# [SHORT TASK]
All records below must be retyped exactly.

** Start of EXTRACTED ENTRIES **

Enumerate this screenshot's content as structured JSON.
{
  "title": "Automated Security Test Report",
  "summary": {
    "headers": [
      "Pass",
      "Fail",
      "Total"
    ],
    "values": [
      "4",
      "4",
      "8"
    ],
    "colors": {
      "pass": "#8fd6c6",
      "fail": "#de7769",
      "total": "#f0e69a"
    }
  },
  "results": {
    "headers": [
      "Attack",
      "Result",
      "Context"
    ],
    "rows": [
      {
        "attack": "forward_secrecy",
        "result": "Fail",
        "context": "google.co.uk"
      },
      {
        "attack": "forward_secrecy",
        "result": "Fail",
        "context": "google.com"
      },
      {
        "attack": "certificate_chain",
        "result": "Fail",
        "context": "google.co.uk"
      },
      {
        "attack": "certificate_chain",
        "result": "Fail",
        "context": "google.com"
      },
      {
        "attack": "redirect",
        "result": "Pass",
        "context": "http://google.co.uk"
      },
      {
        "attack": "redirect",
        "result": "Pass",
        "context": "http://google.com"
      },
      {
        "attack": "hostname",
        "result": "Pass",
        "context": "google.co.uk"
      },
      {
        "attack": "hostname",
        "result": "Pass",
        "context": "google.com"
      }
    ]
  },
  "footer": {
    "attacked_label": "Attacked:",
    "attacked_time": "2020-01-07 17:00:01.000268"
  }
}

** End of EXTRACTED ENTRIES **

# [SOLUTION TO THE PROBLEM]
Enumerate this screenshot's content as structured JSON.
{
  "title": "Automated Security Test Report",
  "summary": {
    "headers": [
      "Pass",
      "Fail",
      "Total"
    ],
    "values": [
      "4",
      "4",
      "8"
    ],
    "colors": {
      "pass": "#8fd6c6",
      "fail": "#de7769",
      "total": "#f0e69a"
    }
  },
  "results": {
    "headers": [
      "Attack",
      "Result",
      "Context"
    ],
    "rows": [
      {
        "attack": "forward_secrecy",
        "result": "Fail",
        "context": "google.co.uk"
      },
      {
        "attack": "forward_secrecy",
        "result": "Fail",
        "context": "google.com"
      },
      {
        "attack": "certificate_chain",
        "result": "Fail",
        "context": "google.co.uk"
      },
      {
        "attack": "certificate_chain",
        "result": "Fail",
        "context": "google.com"
      },
      {
        "attack": "redirect",
        "result": "Pass",
        "context": "http://google.co.uk"
      },
      {
        "attack": "redirect",
        "result": "Pass",
        "context": "http://google.com"
      },
      {
        "attack": "hostname",
        "result": "Pass",
        "context": "google.co.uk"
      },
      {
        "attack": "hostname",
        "result": "Pass",
        "context": "google.com"
      }
    ]
  },
  "footer": {
    "attacked_label": "Attacked:",
    "attacked_time": "2020-01-07 17:00:01.000268"
  }
}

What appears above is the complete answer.